Records for the exercise:
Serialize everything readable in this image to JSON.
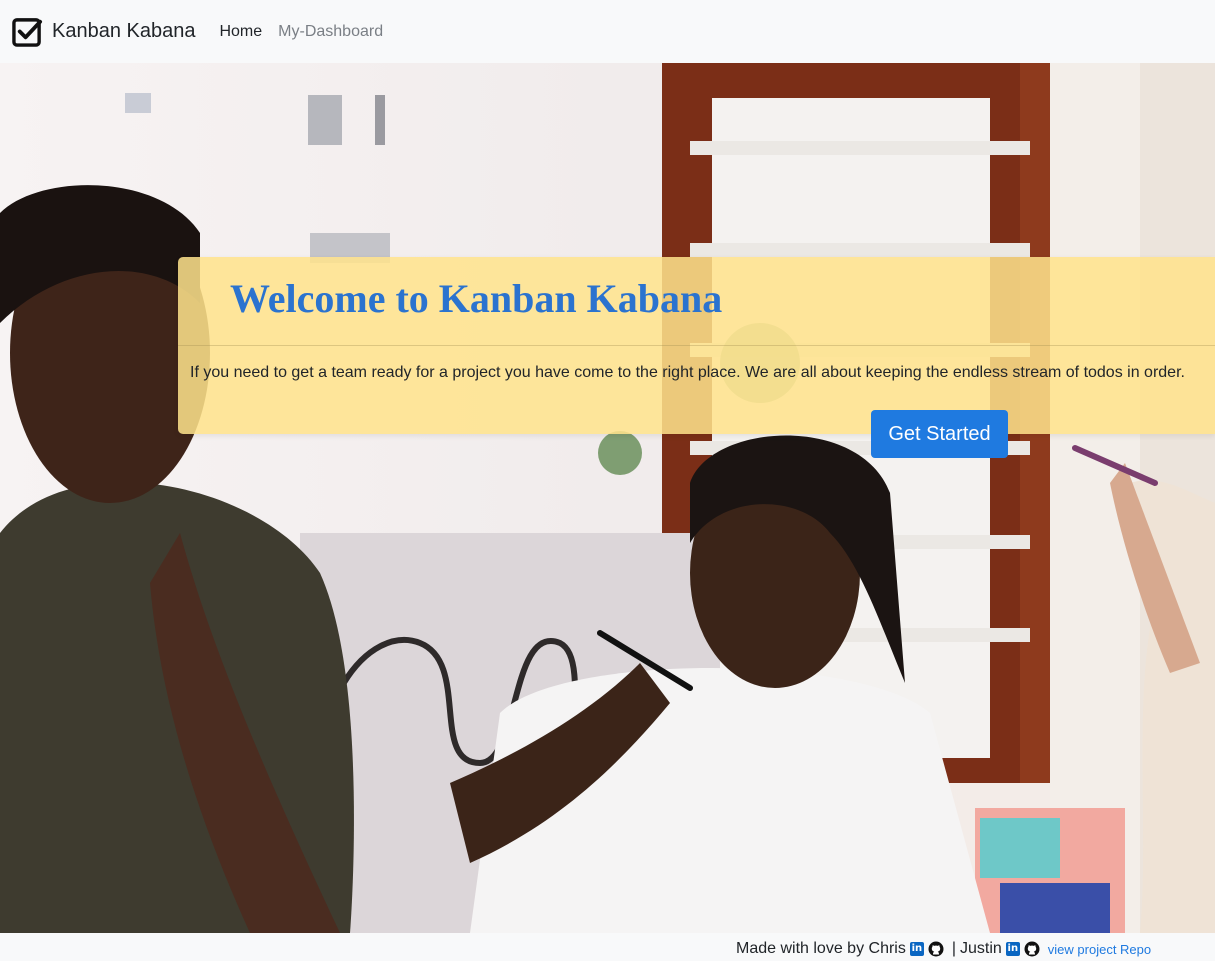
{
  "navbar": {
    "brand": "Kanban Kabana",
    "links": [
      "Home",
      "My-Dashboard"
    ]
  },
  "hero": {
    "title": "Welcome to Kanban Kabana",
    "text": "If you need to get a team ready for a project you have come to the right place. We are all about keeping the endless stream of todos in order.",
    "cta_label": "Get Started",
    "colors": {
      "title": "#2b73cf",
      "button": "#1f7ae0",
      "banner": "#ffe38c"
    }
  },
  "footer": {
    "made_by": "Made with love by Chris",
    "separator": "|",
    "second_author": "Justin",
    "repo_link": "view project Repo",
    "icons": [
      "linkedin-icon",
      "github-icon"
    ]
  }
}
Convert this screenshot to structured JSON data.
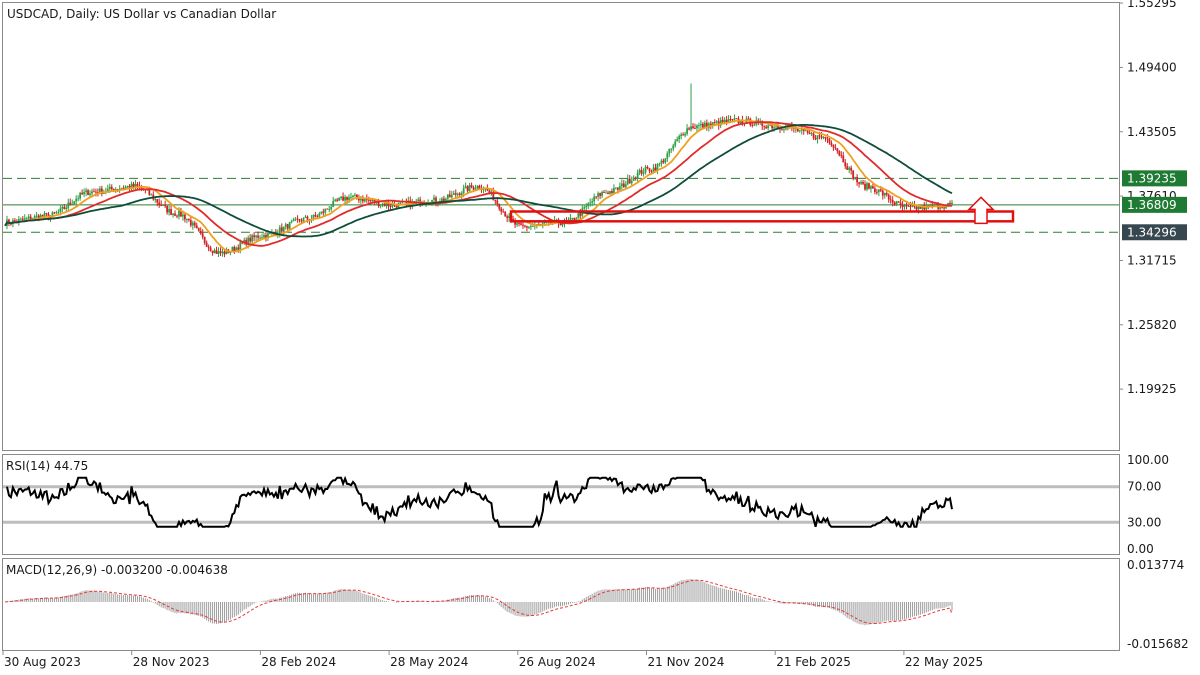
{
  "header": {
    "symbol_title": "USDCAD, Daily:  US Dollar vs Canadian Dollar"
  },
  "colors": {
    "bull_candle": "#2e9e45",
    "bear_candle": "#d11e1e",
    "ma_fast": "#f0a020",
    "ma_mid": "#e22a2a",
    "ma_slow": "#0f4d3a",
    "level_line": "#2e7d32",
    "support_box": "#e01010",
    "arrow": "#e01010",
    "badge_green": "#1f7a33",
    "badge_dark": "#37474f",
    "rsi_line": "#000000",
    "rsi_level": "#bdbdbd",
    "macd_hist": "#9e9e9e",
    "macd_signal": "#e53935"
  },
  "chart_data": [
    {
      "type": "candlestick",
      "title": "USDCAD, Daily:  US Dollar vs Canadian Dollar",
      "price_axis_ticks": [
        "1.55295",
        "1.49400",
        "1.43505",
        "1.37610",
        "1.31715",
        "1.25820",
        "1.19925"
      ],
      "ylim": [
        1.1435,
        1.553
      ],
      "time_axis_ticks": [
        "30 Aug 2023",
        "28 Nov 2023",
        "28 Feb 2024",
        "28 May 2024",
        "26 Aug 2024",
        "21 Nov 2024",
        "21 Feb 2025",
        "22 May 2025"
      ],
      "horizontal_levels": [
        {
          "value": 1.39235,
          "label": "1.39235",
          "style": "dashed",
          "badge": "green"
        },
        {
          "value": 1.36809,
          "label": "1.36809",
          "style": "solid",
          "badge": "green"
        },
        {
          "value": 1.34296,
          "label": "1.34296",
          "style": "dashed",
          "badge": "dark"
        }
      ],
      "support_zone": {
        "from": 1.353,
        "to": 1.362
      },
      "close_series_anchors": [
        [
          "30 Aug 2023",
          1.352
        ],
        [
          "Sep 2023",
          1.358
        ],
        [
          "Oct 2023",
          1.38
        ],
        [
          "Oct 2023 end",
          1.385
        ],
        [
          "28 Nov 2023",
          1.36
        ],
        [
          "Dec 2023",
          1.324
        ],
        [
          "Jan 2024",
          1.34
        ],
        [
          "28 Feb 2024",
          1.355
        ],
        [
          "Apr 2024",
          1.375
        ],
        [
          "28 May 2024",
          1.368
        ],
        [
          "Jul 2024",
          1.372
        ],
        [
          "Aug 2024",
          1.385
        ],
        [
          "26 Aug 2024",
          1.348
        ],
        [
          "Sep 2024",
          1.352
        ],
        [
          "Oct 2024",
          1.38
        ],
        [
          "21 Nov 2024",
          1.401
        ],
        [
          "Dec 2024",
          1.44
        ],
        [
          "Jan 2025",
          1.445
        ],
        [
          "21 Feb 2025",
          1.44
        ],
        [
          "Mar 2025",
          1.43
        ],
        [
          "Apr 2025",
          1.385
        ],
        [
          "22 May 2025",
          1.365
        ],
        [
          "Jun 2025",
          1.368
        ]
      ],
      "spike_high": {
        "date": "Feb 2025",
        "value": 1.4793
      },
      "series": [
        {
          "name": "MA fast",
          "color": "#f0a020"
        },
        {
          "name": "MA mid",
          "color": "#e22a2a"
        },
        {
          "name": "MA slow",
          "color": "#0f4d3a"
        }
      ]
    },
    {
      "type": "line",
      "title": "RSI(14) 44.75",
      "ylim": [
        0,
        100
      ],
      "tick_labels": [
        "100.00",
        "70.00",
        "30.00",
        "0.00"
      ],
      "levels": [
        70,
        30
      ],
      "last_value": 44.75
    },
    {
      "type": "bar",
      "title": "MACD(12,26,9) -0.003200 -0.004638",
      "tick_labels": [
        "0.013774",
        "-0.015682"
      ],
      "ylim": [
        -0.015682,
        0.013774
      ],
      "last_macd": -0.0032,
      "last_signal": -0.004638
    }
  ]
}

What you should do: Copy all the lines above that hold the string "type".

Full solution:
      "type": "candlestick",
      "type": "line",
      "type": "bar",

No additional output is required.